→ **SUPPLIED PASSAGE**
---+---

The Cutler Majestic Theatre at Emerson College, in Boston, Massachusetts, is a 1903 Beaux Arts style theater, designed by the architect John Galen Howard. Originally built for theatre, it was one of three theaters commissioned in Boston by Eben Dyer Jordan, son of the founder of Jordan Marsh, a Boston-based chain of department stores. The Majestic was converted to accommodate vaudeville shows in the 1920s and eventually into a movie house in 1956 by Sack Cinemas. The change to film came with renovations that transformed the lobby and covered up much of John Galen Howard's original Beaux-Arts architecture.

The theater continued to show movies until 1983 as the Saxon Theatre. By then, the theater began to deteriorate both in appearance and in programming. On January 15, 1961, American Nazi Party founder George Lincoln Rockwell and a fellow Nazi Party member attempted to picket the local premiere of the film Exodus at the Saxon while staying at the Hotel Touraine directly across Tremont Street. After Boston Mayor John F. Collins (1960–1968) declined to deny Rockwell the right to picket, members of the local Jewish Defense League chapter organized a counterdemonstration of 2,000 Jewish protestors in response on the corner of Tremont and Boylston Streets on the day of the premiere, which forced police to converge on the theater and force Rockwell into a police cruiser that took him to Logan International Airport where Rockwell was then boarded a flight to Washington, DC.

---+---

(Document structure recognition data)
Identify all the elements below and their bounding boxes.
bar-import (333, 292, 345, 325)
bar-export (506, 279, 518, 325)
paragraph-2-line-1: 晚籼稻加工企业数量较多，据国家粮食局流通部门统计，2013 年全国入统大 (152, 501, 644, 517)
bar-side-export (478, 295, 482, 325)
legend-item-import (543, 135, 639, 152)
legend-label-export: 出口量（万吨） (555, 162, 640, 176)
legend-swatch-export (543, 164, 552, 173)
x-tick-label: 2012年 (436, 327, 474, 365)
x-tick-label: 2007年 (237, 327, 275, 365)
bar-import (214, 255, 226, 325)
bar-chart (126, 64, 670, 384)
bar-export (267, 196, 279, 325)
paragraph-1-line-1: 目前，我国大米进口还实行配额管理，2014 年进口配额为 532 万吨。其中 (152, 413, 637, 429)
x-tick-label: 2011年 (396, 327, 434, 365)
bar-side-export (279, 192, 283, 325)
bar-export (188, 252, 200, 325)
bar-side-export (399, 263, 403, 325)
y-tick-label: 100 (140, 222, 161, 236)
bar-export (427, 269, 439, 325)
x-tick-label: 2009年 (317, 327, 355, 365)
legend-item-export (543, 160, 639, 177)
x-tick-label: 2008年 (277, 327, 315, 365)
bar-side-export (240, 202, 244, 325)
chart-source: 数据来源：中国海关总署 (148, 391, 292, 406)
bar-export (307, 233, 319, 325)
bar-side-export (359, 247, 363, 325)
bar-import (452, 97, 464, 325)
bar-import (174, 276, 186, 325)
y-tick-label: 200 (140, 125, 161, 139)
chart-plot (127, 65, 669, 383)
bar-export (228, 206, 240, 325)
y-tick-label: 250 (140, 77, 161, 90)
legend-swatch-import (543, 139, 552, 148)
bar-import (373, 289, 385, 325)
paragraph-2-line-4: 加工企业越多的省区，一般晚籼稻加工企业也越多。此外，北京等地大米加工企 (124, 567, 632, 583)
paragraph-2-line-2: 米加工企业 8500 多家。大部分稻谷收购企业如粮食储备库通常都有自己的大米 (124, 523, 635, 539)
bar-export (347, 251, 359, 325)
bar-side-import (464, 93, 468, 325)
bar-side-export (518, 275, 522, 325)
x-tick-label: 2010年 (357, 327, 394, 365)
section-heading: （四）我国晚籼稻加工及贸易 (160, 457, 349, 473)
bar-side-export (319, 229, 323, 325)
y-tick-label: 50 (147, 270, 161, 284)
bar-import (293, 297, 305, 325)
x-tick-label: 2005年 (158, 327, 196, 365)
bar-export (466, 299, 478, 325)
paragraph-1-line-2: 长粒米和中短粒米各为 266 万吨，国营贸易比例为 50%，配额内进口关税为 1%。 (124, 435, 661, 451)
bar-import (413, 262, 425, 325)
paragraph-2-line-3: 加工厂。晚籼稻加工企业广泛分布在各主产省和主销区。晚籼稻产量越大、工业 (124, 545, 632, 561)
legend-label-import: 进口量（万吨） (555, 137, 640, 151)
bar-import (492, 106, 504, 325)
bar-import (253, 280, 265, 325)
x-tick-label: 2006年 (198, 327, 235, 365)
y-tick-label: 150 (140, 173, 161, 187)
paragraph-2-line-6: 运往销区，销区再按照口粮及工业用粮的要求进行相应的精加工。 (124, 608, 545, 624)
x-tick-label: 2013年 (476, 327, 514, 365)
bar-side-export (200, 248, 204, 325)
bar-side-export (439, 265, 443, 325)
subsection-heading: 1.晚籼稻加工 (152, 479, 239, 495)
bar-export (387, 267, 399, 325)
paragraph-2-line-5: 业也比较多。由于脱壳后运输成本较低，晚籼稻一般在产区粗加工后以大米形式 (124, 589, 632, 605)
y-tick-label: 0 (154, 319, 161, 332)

---+---

→ **WORK TO COMPLETE**
Set down word for word the part of the Cutler Majestic Theatre passage that runs from "The theater continued" up to and including "to Washington, DC.".

→ **TASK RESULT**
The theater continued to show movies until 1983 as the Saxon Theatre. By then, the theater began to deteriorate both in appearance and in programming. On January 15, 1961, American Nazi Party founder George Lincoln Rockwell and a fellow Nazi Party member attempted to picket the local premiere of the film Exodus at the Saxon while staying at the Hotel Touraine directly across Tremont Street. After Boston Mayor John F. Collins (1960–1968) declined to deny Rockwell the right to picket, members of the local Jewish Defense League chapter organized a counterdemonstration of 2,000 Jewish protestors in response on the corner of Tremont and Boylston Streets on the day of the premiere, which forced police to converge on the theater and force Rockwell into a police cruiser that took him to Logan International Airport where Rockwell was then boarded a flight to Washington, DC.